** The exercise **
In the Python collections notes below, recast the paragraph that begins "format(): integer field names" as a short bulleted list that keeps its main facts.

** Selected text **
+--

Collections
Tuple
Heterogeneous immutable sequence. It can be nested.
t = ("Norway", 4.953, 3)
t[2]
len(t)
t + (33816.0, 265e9) # return a new tuple object which contains the concatenated tuple
t * 3 # repeats 3 times
nested_t = (("Norway", 1), (2, 3), ("abc", "d"))
nested_t[2][1]
t = (391) # this gives int
t = (391,) # this gives single element tuple
t = () # this gives empty tuple
p = 1, 1, 1, 4, 6, 19 # Delimiting parentheses are optional for one or more elements
#create tuple from existing object
tuple([1, 2, 3, 4, 5])
tuple("abcdefgh") #('a', 'b', 'c', 'd', 'e', 'f', 'g', 'h')
5 in (3, 5, 6, 7)
10 not in (3, 5, 6, 7)
Tuples are useful for multiple return values. Tuple unpacking allows us to destructure directly into named references.
a, b = b, a # is the idiomatic Python swap
def minmax(items):
return min(items), max(items)
lower, upper = minmax([83, 33, 84, 32, 85])
String (str)
join() method is faster way than using + to concatenate strings, because + will create temp objects. Call join() method on the separator string.
colors = ";".join(["#45ff23", "#2321fa", "#1298a3"])
colors.split(";")
colors.split() #the diff is split() will split by space+ (one or more)
''.join(['high', 'way', 'ma'])
"abc" * 3 # means repeat the string for 3 times
ord('A') #get ascii code for char A
chr(num) #get the char from ascii code
ascii()
partition() method divides a string into three around a separator. If we don't use / want the separator, use underscore as a dummy for the variable to suppress unused variable warning.
depart, sep, arrival = "London:Endinburgh".partition(":")
depart, _, arrival = "London:Endinburgh".partition(":")
format(): integer field names matched with positional arguments. Field names can be omitted if used in sequence. Name fields are matched with keyword arguments.
"The age of {0} is {1}".format("Jim", 20)
"The age of {} is {}".format("Jim", 20)

+--

** Record extracts **

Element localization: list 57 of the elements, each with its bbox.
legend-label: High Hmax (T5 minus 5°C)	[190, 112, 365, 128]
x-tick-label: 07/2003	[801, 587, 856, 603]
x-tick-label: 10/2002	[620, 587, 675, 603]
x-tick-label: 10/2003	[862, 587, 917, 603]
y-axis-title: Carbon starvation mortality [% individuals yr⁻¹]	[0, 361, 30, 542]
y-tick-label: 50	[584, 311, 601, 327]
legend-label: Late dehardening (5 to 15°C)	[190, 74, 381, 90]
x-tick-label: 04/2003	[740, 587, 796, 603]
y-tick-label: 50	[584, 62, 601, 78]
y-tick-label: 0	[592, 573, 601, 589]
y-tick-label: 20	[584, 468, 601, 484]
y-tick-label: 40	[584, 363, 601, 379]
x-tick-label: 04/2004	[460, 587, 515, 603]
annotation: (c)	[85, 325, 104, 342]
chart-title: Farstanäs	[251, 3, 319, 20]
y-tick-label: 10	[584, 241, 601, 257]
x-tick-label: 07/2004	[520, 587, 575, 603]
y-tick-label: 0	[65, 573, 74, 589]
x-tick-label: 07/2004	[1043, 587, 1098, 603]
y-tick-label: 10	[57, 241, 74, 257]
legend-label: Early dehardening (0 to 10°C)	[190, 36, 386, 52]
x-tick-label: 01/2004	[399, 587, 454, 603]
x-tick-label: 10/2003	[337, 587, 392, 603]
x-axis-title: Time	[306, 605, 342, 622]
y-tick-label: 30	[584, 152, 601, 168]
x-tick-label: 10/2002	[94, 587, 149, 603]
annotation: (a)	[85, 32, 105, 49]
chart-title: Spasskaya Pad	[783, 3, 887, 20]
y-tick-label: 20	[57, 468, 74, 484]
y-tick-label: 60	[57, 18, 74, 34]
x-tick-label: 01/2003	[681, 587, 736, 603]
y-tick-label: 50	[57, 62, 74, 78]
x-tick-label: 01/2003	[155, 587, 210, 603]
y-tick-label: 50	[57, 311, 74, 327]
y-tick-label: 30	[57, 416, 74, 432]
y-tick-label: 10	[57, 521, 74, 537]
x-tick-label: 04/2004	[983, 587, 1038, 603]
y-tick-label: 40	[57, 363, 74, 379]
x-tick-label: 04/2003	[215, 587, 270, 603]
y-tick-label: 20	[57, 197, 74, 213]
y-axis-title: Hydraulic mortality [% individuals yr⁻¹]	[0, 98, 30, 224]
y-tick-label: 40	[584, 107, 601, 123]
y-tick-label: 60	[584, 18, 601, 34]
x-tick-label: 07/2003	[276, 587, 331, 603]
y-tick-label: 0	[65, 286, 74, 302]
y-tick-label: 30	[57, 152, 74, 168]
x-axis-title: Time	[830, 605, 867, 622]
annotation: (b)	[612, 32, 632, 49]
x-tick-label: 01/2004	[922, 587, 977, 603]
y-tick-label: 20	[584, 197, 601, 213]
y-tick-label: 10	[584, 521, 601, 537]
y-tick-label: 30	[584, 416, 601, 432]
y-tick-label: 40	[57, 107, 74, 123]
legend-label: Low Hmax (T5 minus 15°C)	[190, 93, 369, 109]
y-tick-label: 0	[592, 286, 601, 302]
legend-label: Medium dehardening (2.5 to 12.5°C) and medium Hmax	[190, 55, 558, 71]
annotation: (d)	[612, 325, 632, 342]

+--

** Answer in full **
- format() matches integer field names with positional arguments.
- Field names can be omitted when they are used in sequence.
- Named fields are matched with keyword arguments.